YOUR TASK:
Can you write out all of the material below, word for word?

(Data items)
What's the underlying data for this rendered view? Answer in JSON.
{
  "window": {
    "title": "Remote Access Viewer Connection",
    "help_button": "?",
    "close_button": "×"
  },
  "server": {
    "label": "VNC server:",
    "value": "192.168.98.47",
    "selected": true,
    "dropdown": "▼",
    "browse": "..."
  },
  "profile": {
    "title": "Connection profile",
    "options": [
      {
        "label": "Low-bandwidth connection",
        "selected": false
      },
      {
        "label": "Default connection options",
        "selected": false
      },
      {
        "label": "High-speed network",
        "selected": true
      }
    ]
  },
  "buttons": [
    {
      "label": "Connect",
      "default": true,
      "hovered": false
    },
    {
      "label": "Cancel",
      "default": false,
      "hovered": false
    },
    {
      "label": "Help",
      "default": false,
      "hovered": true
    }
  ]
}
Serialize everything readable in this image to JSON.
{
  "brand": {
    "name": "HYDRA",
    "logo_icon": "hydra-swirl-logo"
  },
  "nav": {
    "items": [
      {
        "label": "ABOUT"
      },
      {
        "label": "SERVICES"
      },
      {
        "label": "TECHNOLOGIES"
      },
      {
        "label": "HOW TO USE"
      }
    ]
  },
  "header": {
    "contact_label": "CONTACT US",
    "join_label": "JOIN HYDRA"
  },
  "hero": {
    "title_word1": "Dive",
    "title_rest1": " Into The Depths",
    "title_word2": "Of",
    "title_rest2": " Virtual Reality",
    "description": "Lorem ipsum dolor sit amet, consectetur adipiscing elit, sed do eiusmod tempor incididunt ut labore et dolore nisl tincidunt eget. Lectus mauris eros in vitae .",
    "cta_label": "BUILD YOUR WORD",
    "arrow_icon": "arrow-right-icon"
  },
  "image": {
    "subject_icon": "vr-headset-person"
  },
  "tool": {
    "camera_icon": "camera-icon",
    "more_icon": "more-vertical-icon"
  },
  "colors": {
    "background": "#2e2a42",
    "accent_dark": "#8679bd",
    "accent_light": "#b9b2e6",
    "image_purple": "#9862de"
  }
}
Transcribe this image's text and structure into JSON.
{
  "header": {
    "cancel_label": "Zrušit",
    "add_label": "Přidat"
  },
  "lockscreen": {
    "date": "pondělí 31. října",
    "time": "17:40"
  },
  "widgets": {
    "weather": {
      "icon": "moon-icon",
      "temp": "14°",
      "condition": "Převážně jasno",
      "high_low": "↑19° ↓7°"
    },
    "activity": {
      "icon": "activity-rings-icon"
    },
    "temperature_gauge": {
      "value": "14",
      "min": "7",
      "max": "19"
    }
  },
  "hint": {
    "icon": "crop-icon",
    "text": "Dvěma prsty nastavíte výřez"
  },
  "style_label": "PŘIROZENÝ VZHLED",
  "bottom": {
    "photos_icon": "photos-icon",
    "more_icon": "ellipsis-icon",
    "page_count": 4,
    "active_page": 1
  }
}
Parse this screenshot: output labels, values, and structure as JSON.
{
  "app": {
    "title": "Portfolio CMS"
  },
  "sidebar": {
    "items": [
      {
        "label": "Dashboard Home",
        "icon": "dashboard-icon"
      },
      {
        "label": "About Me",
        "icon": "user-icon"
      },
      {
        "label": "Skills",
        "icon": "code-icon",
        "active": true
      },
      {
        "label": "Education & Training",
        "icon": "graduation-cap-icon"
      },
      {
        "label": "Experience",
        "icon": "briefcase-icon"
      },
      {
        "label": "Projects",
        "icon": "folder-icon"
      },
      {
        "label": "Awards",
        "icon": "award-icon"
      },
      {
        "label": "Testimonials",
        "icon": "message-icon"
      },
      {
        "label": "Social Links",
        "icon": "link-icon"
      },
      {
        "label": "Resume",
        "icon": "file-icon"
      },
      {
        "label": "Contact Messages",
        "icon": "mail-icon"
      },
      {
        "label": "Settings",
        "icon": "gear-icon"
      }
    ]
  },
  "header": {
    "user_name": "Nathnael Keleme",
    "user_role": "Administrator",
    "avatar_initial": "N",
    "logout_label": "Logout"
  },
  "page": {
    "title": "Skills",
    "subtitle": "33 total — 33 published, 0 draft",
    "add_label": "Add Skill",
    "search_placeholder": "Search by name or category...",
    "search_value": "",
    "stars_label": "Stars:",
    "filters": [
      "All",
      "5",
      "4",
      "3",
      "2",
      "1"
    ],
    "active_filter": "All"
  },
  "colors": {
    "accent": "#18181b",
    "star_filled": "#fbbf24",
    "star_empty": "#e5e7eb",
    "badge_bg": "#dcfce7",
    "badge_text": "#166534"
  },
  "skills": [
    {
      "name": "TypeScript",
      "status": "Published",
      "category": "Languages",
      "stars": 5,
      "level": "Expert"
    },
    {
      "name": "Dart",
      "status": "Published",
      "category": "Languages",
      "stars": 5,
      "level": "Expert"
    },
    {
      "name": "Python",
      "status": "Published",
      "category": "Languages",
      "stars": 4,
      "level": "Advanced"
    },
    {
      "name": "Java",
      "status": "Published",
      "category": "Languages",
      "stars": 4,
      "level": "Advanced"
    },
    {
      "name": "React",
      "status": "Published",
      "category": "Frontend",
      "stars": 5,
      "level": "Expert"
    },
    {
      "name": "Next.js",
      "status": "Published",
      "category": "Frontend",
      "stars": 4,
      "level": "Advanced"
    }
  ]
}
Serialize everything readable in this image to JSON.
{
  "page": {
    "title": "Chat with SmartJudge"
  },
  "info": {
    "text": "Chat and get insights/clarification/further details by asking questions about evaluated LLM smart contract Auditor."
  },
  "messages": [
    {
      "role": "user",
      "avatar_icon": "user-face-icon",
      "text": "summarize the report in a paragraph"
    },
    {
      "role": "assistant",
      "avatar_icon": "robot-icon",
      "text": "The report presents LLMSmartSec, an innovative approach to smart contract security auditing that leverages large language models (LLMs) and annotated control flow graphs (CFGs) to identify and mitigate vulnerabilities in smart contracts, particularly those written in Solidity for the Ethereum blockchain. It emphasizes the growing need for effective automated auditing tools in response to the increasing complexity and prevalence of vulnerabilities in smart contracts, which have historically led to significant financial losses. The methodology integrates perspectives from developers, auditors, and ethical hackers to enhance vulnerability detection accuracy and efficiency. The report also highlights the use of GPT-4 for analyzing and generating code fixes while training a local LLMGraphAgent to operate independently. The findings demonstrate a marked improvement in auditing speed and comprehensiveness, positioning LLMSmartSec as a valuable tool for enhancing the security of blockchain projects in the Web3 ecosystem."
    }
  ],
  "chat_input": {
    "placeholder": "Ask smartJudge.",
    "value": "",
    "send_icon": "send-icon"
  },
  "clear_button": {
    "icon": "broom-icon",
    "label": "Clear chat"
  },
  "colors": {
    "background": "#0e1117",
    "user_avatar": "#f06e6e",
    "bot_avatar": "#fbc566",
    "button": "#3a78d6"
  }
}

CORRECT ANSWER:
What's the underlying data for this rendered view? Answer in JSON.
{
  "window": {
    "title": "Remote Access Viewer Connection",
    "help_button": "?",
    "close_button": "×"
  },
  "server": {
    "label": "VNC server:",
    "value": "192.168.98.47",
    "selected": true,
    "dropdown": "▼",
    "browse": "..."
  },
  "profile": {
    "title": "Connection profile",
    "options": [
      {
        "label": "Low-bandwidth connection",
        "selected": false
      },
      {
        "label": "Default connection options",
        "selected": false
      },
      {
        "label": "High-speed network",
        "selected": true
      }
    ]
  },
  "buttons": [
    {
      "label": "Connect",
      "default": true,
      "hovered": false
    },
    {
      "label": "Cancel",
      "default": false,
      "hovered": false
    },
    {
      "label": "Help",
      "default": false,
      "hovered": true
    }
  ]
}
Serialize everything readable in this image to JSON.
{
  "brand": {
    "name": "HYDRA",
    "logo_icon": "hydra-swirl-logo"
  },
  "nav": {
    "items": [
      {
        "label": "ABOUT"
      },
      {
        "label": "SERVICES"
      },
      {
        "label": "TECHNOLOGIES"
      },
      {
        "label": "HOW TO USE"
      }
    ]
  },
  "header": {
    "contact_label": "CONTACT US",
    "join_label": "JOIN HYDRA"
  },
  "hero": {
    "title_word1": "Dive",
    "title_rest1": " Into The Depths",
    "title_word2": "Of",
    "title_rest2": " Virtual Reality",
    "description": "Lorem ipsum dolor sit amet, consectetur adipiscing elit, sed do eiusmod tempor incididunt ut labore et dolore nisl tincidunt eget. Lectus mauris eros in vitae .",
    "cta_label": "BUILD YOUR WORD",
    "arrow_icon": "arrow-right-icon"
  },
  "image": {
    "subject_icon": "vr-headset-person"
  },
  "tool": {
    "camera_icon": "camera-icon",
    "more_icon": "more-vertical-icon"
  },
  "colors": {
    "background": "#2e2a42",
    "accent_dark": "#8679bd",
    "accent_light": "#b9b2e6",
    "image_purple": "#9862de"
  }
}
Transcribe this image's text and structure into JSON.
{
  "header": {
    "cancel_label": "Zrušit",
    "add_label": "Přidat"
  },
  "lockscreen": {
    "date": "pondělí 31. října",
    "time": "17:40"
  },
  "widgets": {
    "weather": {
      "icon": "moon-icon",
      "temp": "14°",
      "condition": "Převážně jasno",
      "high_low": "↑19° ↓7°"
    },
    "activity": {
      "icon": "activity-rings-icon"
    },
    "temperature_gauge": {
      "value": "14",
      "min": "7",
      "max": "19"
    }
  },
  "hint": {
    "icon": "crop-icon",
    "text": "Dvěma prsty nastavíte výřez"
  },
  "style_label": "PŘIROZENÝ VZHLED",
  "bottom": {
    "photos_icon": "photos-icon",
    "more_icon": "ellipsis-icon",
    "page_count": 4,
    "active_page": 1
  }
}
Parse this screenshot: output labels, values, and structure as JSON.
{
  "app": {
    "title": "Portfolio CMS"
  },
  "sidebar": {
    "items": [
      {
        "label": "Dashboard Home",
        "icon": "dashboard-icon"
      },
      {
        "label": "About Me",
        "icon": "user-icon"
      },
      {
        "label": "Skills",
        "icon": "code-icon",
        "active": true
      },
      {
        "label": "Education & Training",
        "icon": "graduation-cap-icon"
      },
      {
        "label": "Experience",
        "icon": "briefcase-icon"
      },
      {
        "label": "Projects",
        "icon": "folder-icon"
      },
      {
        "label": "Awards",
        "icon": "award-icon"
      },
      {
        "label": "Testimonials",
        "icon": "message-icon"
      },
      {
        "label": "Social Links",
        "icon": "link-icon"
      },
      {
        "label": "Resume",
        "icon": "file-icon"
      },
      {
        "label": "Contact Messages",
        "icon": "mail-icon"
      },
      {
        "label": "Settings",
        "icon": "gear-icon"
      }
    ]
  },
  "header": {
    "user_name": "Nathnael Keleme",
    "user_role": "Administrator",
    "avatar_initial": "N",
    "logout_label": "Logout"
  },
  "page": {
    "title": "Skills",
    "subtitle": "33 total — 33 published, 0 draft",
    "add_label": "Add Skill",
    "search_placeholder": "Search by name or category...",
    "search_value": "",
    "stars_label": "Stars:",
    "filters": [
      "All",
      "5",
      "4",
      "3",
      "2",
      "1"
    ],
    "active_filter": "All"
  },
  "colors": {
    "accent": "#18181b",
    "star_filled": "#fbbf24",
    "star_empty": "#e5e7eb",
    "badge_bg": "#dcfce7",
    "badge_text": "#166534"
  },
  "skills": [
    {
      "name": "TypeScript",
      "status": "Published",
      "category": "Languages",
      "stars": 5,
      "level": "Expert"
    },
    {
      "name": "Dart",
      "status": "Published",
      "category": "Languages",
      "stars": 5,
      "level": "Expert"
    },
    {
      "name": "Python",
      "status": "Published",
      "category": "Languages",
      "stars": 4,
      "level": "Advanced"
    },
    {
      "name": "Java",
      "status": "Published",
      "category": "Languages",
      "stars": 4,
      "level": "Advanced"
    },
    {
      "name": "React",
      "status": "Published",
      "category": "Frontend",
      "stars": 5,
      "level": "Expert"
    },
    {
      "name": "Next.js",
      "status": "Published",
      "category": "Frontend",
      "stars": 4,
      "level": "Advanced"
    }
  ]
}
Serialize everything readable in this image to JSON.
{
  "page": {
    "title": "Chat with SmartJudge"
  },
  "info": {
    "text": "Chat and get insights/clarification/further details by asking questions about evaluated LLM smart contract Auditor."
  },
  "messages": [
    {
      "role": "user",
      "avatar_icon": "user-face-icon",
      "text": "summarize the report in a paragraph"
    },
    {
      "role": "assistant",
      "avatar_icon": "robot-icon",
      "text": "The report presents LLMSmartSec, an innovative approach to smart contract security auditing that leverages large language models (LLMs) and annotated control flow graphs (CFGs) to identify and mitigate vulnerabilities in smart contracts, particularly those written in Solidity for the Ethereum blockchain. It emphasizes the growing need for effective automated auditing tools in response to the increasing complexity and prevalence of vulnerabilities in smart contracts, which have historically led to significant financial losses. The methodology integrates perspectives from developers, auditors, and ethical hackers to enhance vulnerability detection accuracy and efficiency. The report also highlights the use of GPT-4 for analyzing and generating code fixes while training a local LLMGraphAgent to operate independently. The findings demonstrate a marked improvement in auditing speed and comprehensiveness, positioning LLMSmartSec as a valuable tool for enhancing the security of blockchain projects in the Web3 ecosystem."
    }
  ],
  "chat_input": {
    "placeholder": "Ask smartJudge.",
    "value": "",
    "send_icon": "send-icon"
  },
  "clear_button": {
    "icon": "broom-icon",
    "label": "Clear chat"
  },
  "colors": {
    "background": "#0e1117",
    "user_avatar": "#f06e6e",
    "bot_avatar": "#fbc566",
    "button": "#3a78d6"
  }
}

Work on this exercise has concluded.